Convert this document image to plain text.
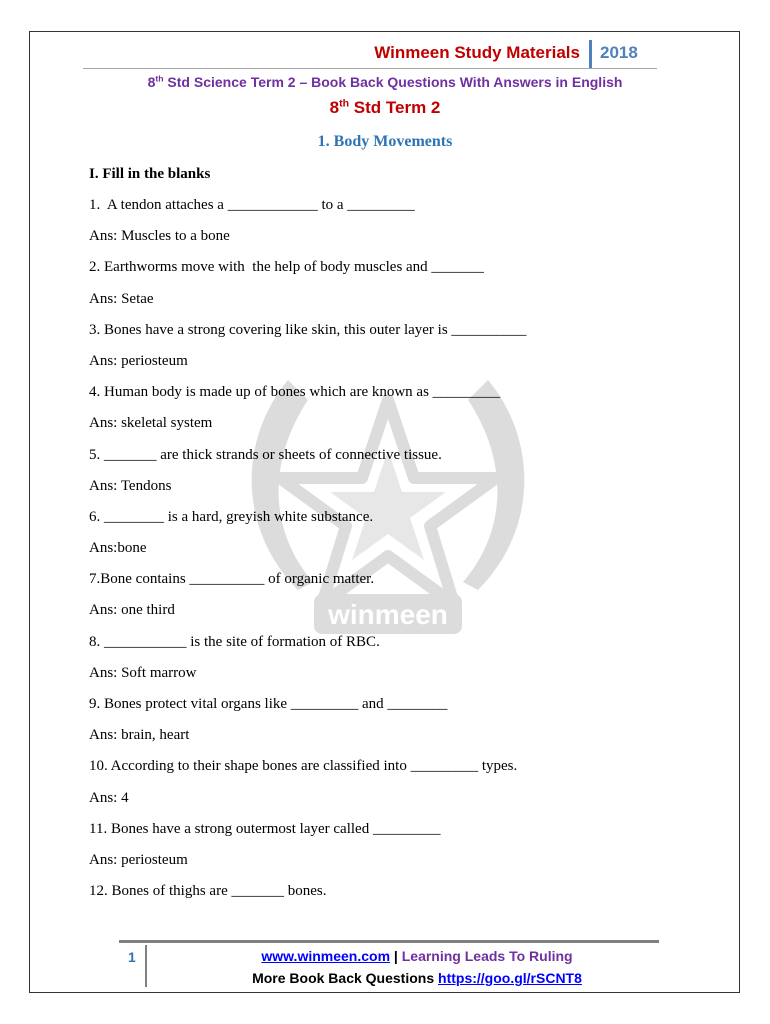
Winmeen Study Materials 2018
8th Std Science Term 2 – Book Back Questions With Answers in English
8th Std Term 2
1. Body Movements
I. Fill in the blanks
winmeen
1.  A tendon attaches a ____________ to a _________
Ans: Muscles to a bone
2. Earthworms move with  the help of body muscles and _______
Ans: Setae
3. Bones have a strong covering like skin, this outer layer is __________
Ans: periosteum
4. Human body is made up of bones which are known as _________
Ans: skeletal system
5. _______ are thick strands or sheets of connective tissue.
Ans: Tendons
6. ________ is a hard, greyish white substance.
Ans:bone
7.Bone contains __________ of organic matter.
Ans: one third
8. ___________ is the site of formation of RBC.
Ans: Soft marrow
9. Bones protect vital organs like _________ and ________
Ans: brain, heart
10. According to their shape bones are classified into _________ types.
Ans: 4
11. Bones have a strong outermost layer called _________
Ans: periosteum
12. Bones of thighs are _______ bones.
1	www.winmeen.com | Learning Leads To Ruling
More Book Back Questions https://goo.gl/rSCNT8
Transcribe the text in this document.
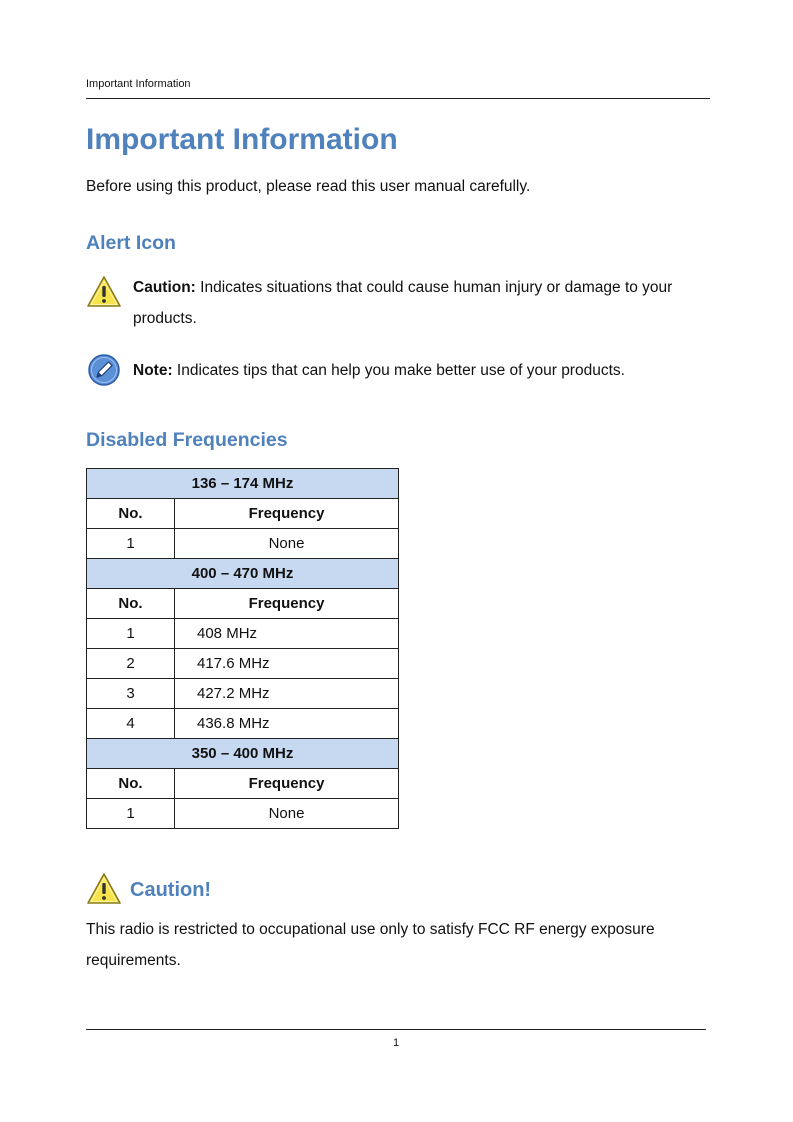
Important Information
Important Information

Before using this product, please read this user manual carefully.

Alert Icon
Caution: Indicates situations that could cause human injury or damage to your products.
Note: Indicates tips that can help you make better use of your products.
Disabled Frequencies
136 – 174 MHz	
No.	Frequency
1	None
400 – 470 MHz	
No.	Frequency
1	408 MHz
2	417.6 MHz
3	427.2 MHz
4	436.8 MHz
350 – 400 MHz	
No.	Frequency
1	None
Caution!

This radio is restricted to occupational use only to satisfy FCC RF energy exposure requirements.

1
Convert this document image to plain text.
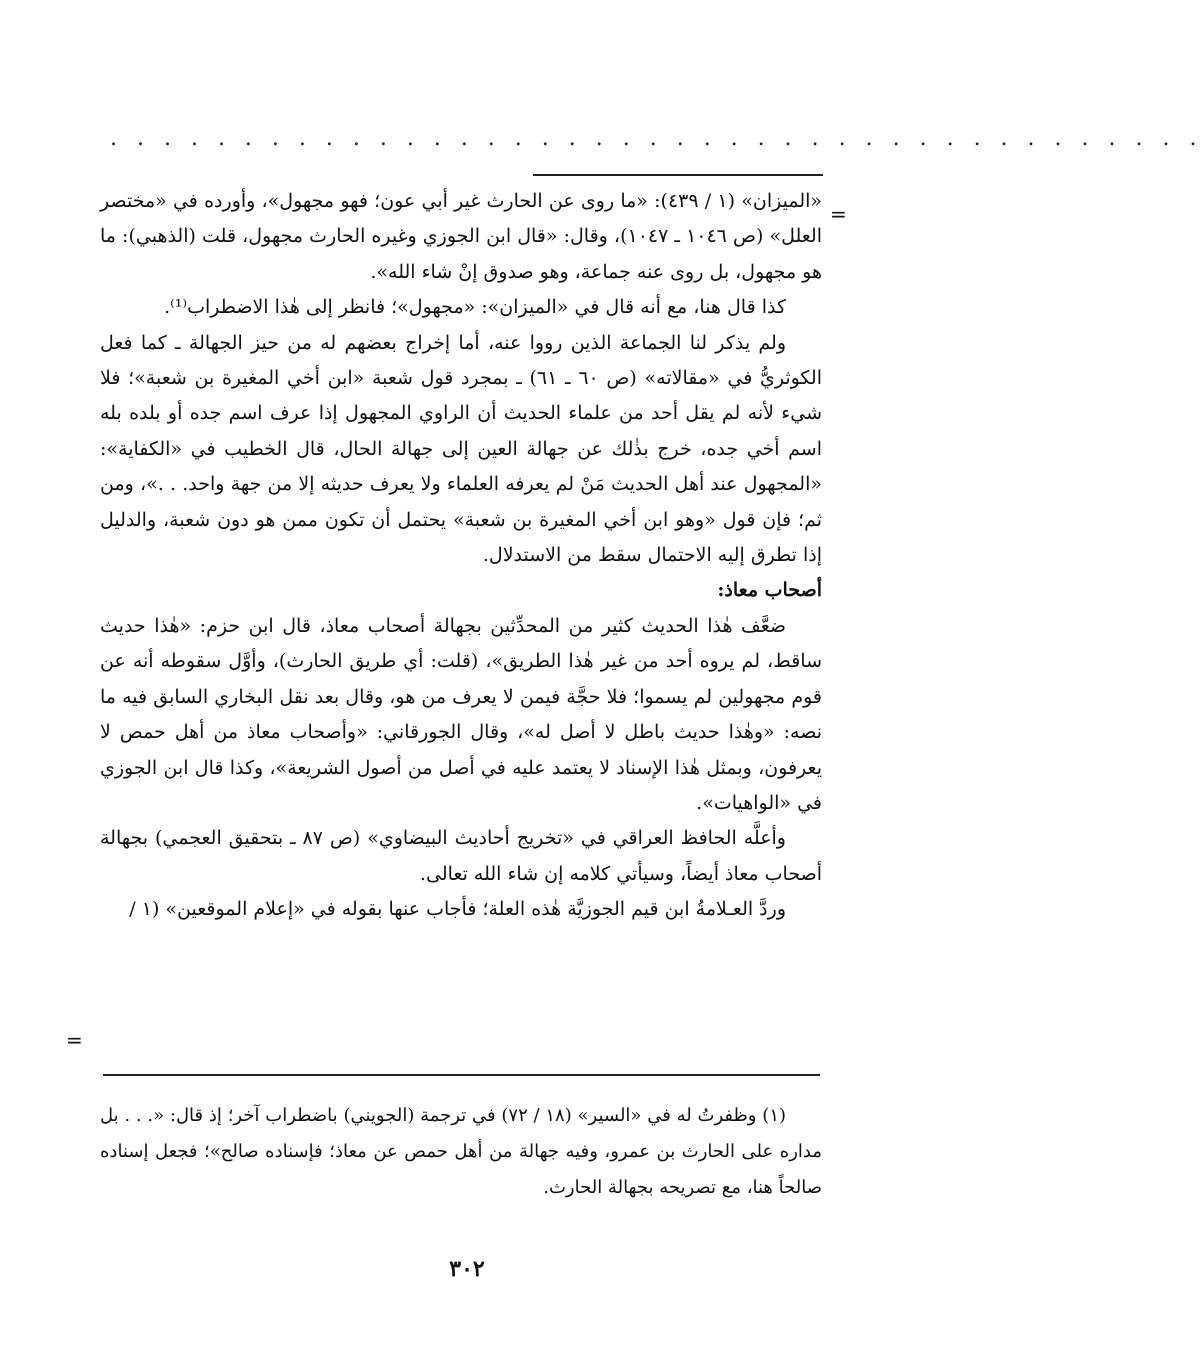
. . . . . . . . . . . . . . . . . . . . . . . . . . . . . . . . . . . . . . . . .
=

«الميزان» (١ / ٤٣٩): «ما روى عن الحارث غير أبي عون؛ فهو مجهول»، وأورده في «مختصر العلل» (ص ١٠٤٦ ـ ١٠٤٧)، وقال: «قال ابن الجوزي وغيره الحارث مجهول، قلت (الذهبي): ما هو مجهول، بل روى عنه جماعة، وهو صدوق إنْ شاء الله».

كذا قال هنا، مع أنه قال في «الميزان»: «مجهول»؛ فانظر إلى هٰذا الاضطراب⁽¹⁾.

ولم يذكر لنا الجماعة الذين رووا عنه، أما إخراج بعضهم له من حيز الجهالة ـ كما فعل الكوثريُّ في «مقالاته» (ص ٦٠ ـ ٦١) ـ بمجرد قول شعبة «ابن أخي المغيرة بن شعبة»؛ فلا شيء لأنه لم يقل أحد من علماء الحديث أن الراوي المجهول إذا عرف اسم جده أو بلده بله اسم أخي جده، خرج بذٰلك عن جهالة العين إلى جهالة الحال، قال الخطيب في «الكفاية»: «المجهول عند أهل الحديث مَنْ لم يعرفه العلماء ولا يعرف حديثه إلا من جهة واحد. . .»، ومن ثم؛ فإن قول «وهو ابن أخي المغيرة بن شعبة» يحتمل أن تكون ممن هو دون شعبة، والدليل إذا تطرق إليه الاحتمال سقط من الاستدلال.

أصحاب معاذ:

ضعَّف هٰذا الحديث كثير من المحدِّثين بجهالة أصحاب معاذ، قال ابن حزم: «هٰذا حديث ساقط، لم يروه أحد من غير هٰذا الطريق»، (قلت: أي طريق الحارث)، وأوَّل سقوطه أنه عن قوم مجهولين لم يسموا؛ فلا حجَّة فيمن لا يعرف من هو، وقال بعد نقل البخاري السابق فيه ما نصه: «وهٰذا حديث باطل لا أصل له»، وقال الجورقاني: «وأصحاب معاذ من أهل حمص لا يعرفون، وبمثل هٰذا الإسناد لا يعتمد عليه في أصل من أصول الشريعة»، وكذا قال ابن الجوزي في «الواهيات».

وأعلَّه الحافظ العراقي في «تخريج أحاديث البيضاوي» (ص ٨٧ ـ بتحقيق العجمي) بجهالة أصحاب معاذ أيضاً، وسيأتي كلامه إن شاء الله تعالى.

وردَّ العـلامةُ ابن قيم الجوزيَّة هٰذه العلة؛ فأجاب عنها بقوله في «إعلام الموقعين» (١ /

=

(١) وظفرتُ له في «السير» (١٨ / ٧٢) في ترجمة (الجويني) باضطراب آخر؛ إذ قال: «. . . بل مداره على الحارث بن عمرو، وفيه جهالة من أهل حمص عن معاذ؛ فإسناده صالح»؛ فجعل إسناده صالحاً هنا، مع تصريحه بجهالة الحارث.

٣٠٢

[EXERCISE TASK]: Skip every picture and transcribe the data above exactly.

[FINAL ANSWER]:
Convert this document image to plain text.
Winmeen Study Materials 2018
8th Std Science Term 2 – Book Back Questions With Answers in English
8th Std Term 2
1. Body Movements
I. Fill in the blanks
winmeen
1.  A tendon attaches a ____________ to a _________
Ans: Muscles to a bone
2. Earthworms move with  the help of body muscles and _______
Ans: Setae
3. Bones have a strong covering like skin, this outer layer is __________
Ans: periosteum
4. Human body is made up of bones which are known as _________
Ans: skeletal system
5. _______ are thick strands or sheets of connective tissue.
Ans: Tendons
6. ________ is a hard, greyish white substance.
Ans:bone
7.Bone contains __________ of organic matter.
Ans: one third
8. ___________ is the site of formation of RBC.
Ans: Soft marrow
9. Bones protect vital organs like _________ and ________
Ans: brain, heart
10. According to their shape bones are classified into _________ types.
Ans: 4
11. Bones have a strong outermost layer called _________
Ans: periosteum
12. Bones of thighs are _______ bones.
1	www.winmeen.com | Learning Leads To Ruling
More Book Back Questions https://goo.gl/rSCNT8
Transcribe the text in this document.
Important Information
Important Information

Before using this product, please read this user manual carefully.

Alert Icon
Caution: Indicates situations that could cause human injury or damage to your products.
Note: Indicates tips that can help you make better use of your products.
Disabled Frequencies
136 – 174 MHz	
No.	Frequency
1	None
400 – 470 MHz	
No.	Frequency
1	408 MHz
2	417.6 MHz
3	427.2 MHz
4	436.8 MHz
350 – 400 MHz	
No.	Frequency
1	None
Caution!

This radio is restricted to occupational use only to satisfy FCC RF energy exposure requirements.

1
Convert this document image to plain text.
. . . . . . . . . . . . . . . . . . . . . . . . . . . . . . . . . . . . . . . . .
=

«الميزان» (١ / ٤٣٩): «ما روى عن الحارث غير أبي عون؛ فهو مجهول»، وأورده في «مختصر العلل» (ص ١٠٤٦ ـ ١٠٤٧)، وقال: «قال ابن الجوزي وغيره الحارث مجهول، قلت (الذهبي): ما هو مجهول، بل روى عنه جماعة، وهو صدوق إنْ شاء الله».

كذا قال هنا، مع أنه قال في «الميزان»: «مجهول»؛ فانظر إلى هٰذا الاضطراب⁽¹⁾.

ولم يذكر لنا الجماعة الذين رووا عنه، أما إخراج بعضهم له من حيز الجهالة ـ كما فعل الكوثريُّ في «مقالاته» (ص ٦٠ ـ ٦١) ـ بمجرد قول شعبة «ابن أخي المغيرة بن شعبة»؛ فلا شيء لأنه لم يقل أحد من علماء الحديث أن الراوي المجهول إذا عرف اسم جده أو بلده بله اسم أخي جده، خرج بذٰلك عن جهالة العين إلى جهالة الحال، قال الخطيب في «الكفاية»: «المجهول عند أهل الحديث مَنْ لم يعرفه العلماء ولا يعرف حديثه إلا من جهة واحد. . .»، ومن ثم؛ فإن قول «وهو ابن أخي المغيرة بن شعبة» يحتمل أن تكون ممن هو دون شعبة، والدليل إذا تطرق إليه الاحتمال سقط من الاستدلال.

أصحاب معاذ:

ضعَّف هٰذا الحديث كثير من المحدِّثين بجهالة أصحاب معاذ، قال ابن حزم: «هٰذا حديث ساقط، لم يروه أحد من غير هٰذا الطريق»، (قلت: أي طريق الحارث)، وأوَّل سقوطه أنه عن قوم مجهولين لم يسموا؛ فلا حجَّة فيمن لا يعرف من هو، وقال بعد نقل البخاري السابق فيه ما نصه: «وهٰذا حديث باطل لا أصل له»، وقال الجورقاني: «وأصحاب معاذ من أهل حمص لا يعرفون، وبمثل هٰذا الإسناد لا يعتمد عليه في أصل من أصول الشريعة»، وكذا قال ابن الجوزي في «الواهيات».

وأعلَّه الحافظ العراقي في «تخريج أحاديث البيضاوي» (ص ٨٧ ـ بتحقيق العجمي) بجهالة أصحاب معاذ أيضاً، وسيأتي كلامه إن شاء الله تعالى.

وردَّ العـلامةُ ابن قيم الجوزيَّة هٰذه العلة؛ فأجاب عنها بقوله في «إعلام الموقعين» (١ /

=

(١) وظفرتُ له في «السير» (١٨ / ٧٢) في ترجمة (الجويني) باضطراب آخر؛ إذ قال: «. . . بل مداره على الحارث بن عمرو، وفيه جهالة من أهل حمص عن معاذ؛ فإسناده صالح»؛ فجعل إسناده صالحاً هنا، مع تصريحه بجهالة الحارث.

٣٠٢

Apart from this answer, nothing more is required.